[Problem to work on] Please copy every line of the items below word for word, changing nothing.

Spatial layout data
• • •

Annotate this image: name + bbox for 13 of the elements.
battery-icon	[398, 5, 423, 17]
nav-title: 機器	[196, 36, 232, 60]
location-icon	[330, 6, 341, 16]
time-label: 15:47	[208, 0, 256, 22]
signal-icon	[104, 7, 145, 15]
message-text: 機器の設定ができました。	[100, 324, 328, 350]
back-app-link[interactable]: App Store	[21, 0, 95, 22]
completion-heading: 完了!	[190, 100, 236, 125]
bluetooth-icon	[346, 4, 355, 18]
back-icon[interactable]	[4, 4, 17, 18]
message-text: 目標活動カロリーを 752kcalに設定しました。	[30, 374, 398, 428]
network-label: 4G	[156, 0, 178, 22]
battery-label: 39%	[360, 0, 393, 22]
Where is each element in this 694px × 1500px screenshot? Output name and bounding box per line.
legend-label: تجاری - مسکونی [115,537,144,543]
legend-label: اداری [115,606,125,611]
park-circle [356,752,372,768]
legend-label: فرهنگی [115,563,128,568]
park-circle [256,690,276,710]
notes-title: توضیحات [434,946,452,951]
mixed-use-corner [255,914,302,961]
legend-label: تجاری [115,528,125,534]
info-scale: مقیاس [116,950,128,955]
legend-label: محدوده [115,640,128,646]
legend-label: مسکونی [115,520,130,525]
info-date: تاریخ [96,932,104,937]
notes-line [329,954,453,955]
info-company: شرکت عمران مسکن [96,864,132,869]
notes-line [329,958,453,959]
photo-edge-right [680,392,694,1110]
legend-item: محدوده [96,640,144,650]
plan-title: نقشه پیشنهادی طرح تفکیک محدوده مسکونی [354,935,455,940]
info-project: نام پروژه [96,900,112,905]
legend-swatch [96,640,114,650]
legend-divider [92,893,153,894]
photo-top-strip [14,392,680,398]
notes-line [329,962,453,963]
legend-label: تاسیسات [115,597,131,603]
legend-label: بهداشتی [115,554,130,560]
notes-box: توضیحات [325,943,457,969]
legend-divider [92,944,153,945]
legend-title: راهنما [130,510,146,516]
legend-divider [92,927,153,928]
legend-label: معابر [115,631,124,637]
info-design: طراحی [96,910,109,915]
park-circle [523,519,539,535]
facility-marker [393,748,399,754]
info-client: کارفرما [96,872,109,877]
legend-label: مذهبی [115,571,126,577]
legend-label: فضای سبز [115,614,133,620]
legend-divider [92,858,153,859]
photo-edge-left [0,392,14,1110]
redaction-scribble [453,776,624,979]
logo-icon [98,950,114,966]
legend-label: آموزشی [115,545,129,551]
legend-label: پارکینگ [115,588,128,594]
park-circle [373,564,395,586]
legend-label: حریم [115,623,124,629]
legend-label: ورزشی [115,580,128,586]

• • •

[Solved problem]
Annotate this image: name + bbox for 13 of the elements.
battery-icon	[398, 5, 423, 17]
nav-title: 機器	[196, 36, 232, 60]
location-icon	[330, 6, 341, 16]
time-label: 15:47	[208, 0, 256, 22]
signal-icon	[104, 7, 145, 15]
message-text: 機器の設定ができました。	[100, 324, 328, 350]
back-app-link[interactable]: App Store	[21, 0, 95, 22]
completion-heading: 完了!	[190, 100, 236, 125]
bluetooth-icon	[346, 4, 355, 18]
back-icon[interactable]	[4, 4, 17, 18]
message-text: 目標活動カロリーを 752kcalに設定しました。	[30, 374, 398, 428]
network-label: 4G	[156, 0, 178, 22]
battery-label: 39%	[360, 0, 393, 22]
Where is each element in this 694px × 1500px screenshot? Output name and bounding box per line.
legend-label: تجاری - مسکونی [115,537,144,543]
legend-label: اداری [115,606,125,611]
park-circle [356,752,372,768]
legend-label: فرهنگی [115,563,128,568]
park-circle [256,690,276,710]
notes-title: توضیحات [434,946,452,951]
mixed-use-corner [255,914,302,961]
legend-label: تجاری [115,528,125,534]
info-scale: مقیاس [116,950,128,955]
legend-label: محدوده [115,640,128,646]
legend-label: مسکونی [115,520,130,525]
info-date: تاریخ [96,932,104,937]
notes-line [329,954,453,955]
info-company: شرکت عمران مسکن [96,864,132,869]
notes-line [329,958,453,959]
photo-edge-right [680,392,694,1110]
legend-item: محدوده [96,640,144,650]
plan-title: نقشه پیشنهادی طرح تفکیک محدوده مسکونی [354,935,455,940]
info-project: نام پروژه [96,900,112,905]
legend-swatch [96,640,114,650]
legend-divider [92,893,153,894]
photo-top-strip [14,392,680,398]
notes-line [329,962,453,963]
legend-label: تاسیسات [115,597,131,603]
legend-label: بهداشتی [115,554,130,560]
notes-box: توضیحات [325,943,457,969]
legend-divider [92,944,153,945]
legend-title: راهنما [130,510,146,516]
legend-divider [92,927,153,928]
legend-label: معابر [115,631,124,637]
info-design: طراحی [96,910,109,915]
park-circle [523,519,539,535]
facility-marker [393,748,399,754]
info-client: کارفرما [96,872,109,877]
legend-label: مذهبی [115,571,126,577]
legend-label: فضای سبز [115,614,133,620]
legend-divider [92,858,153,859]
photo-edge-left [0,392,14,1110]
redaction-scribble [453,776,624,979]
logo-icon [98,950,114,966]
legend-label: آموزشی [115,545,129,551]
legend-label: پارکینگ [115,588,128,594]
park-circle [373,564,395,586]
legend-label: حریم [115,623,124,629]
legend-label: ورزشی [115,580,128,586]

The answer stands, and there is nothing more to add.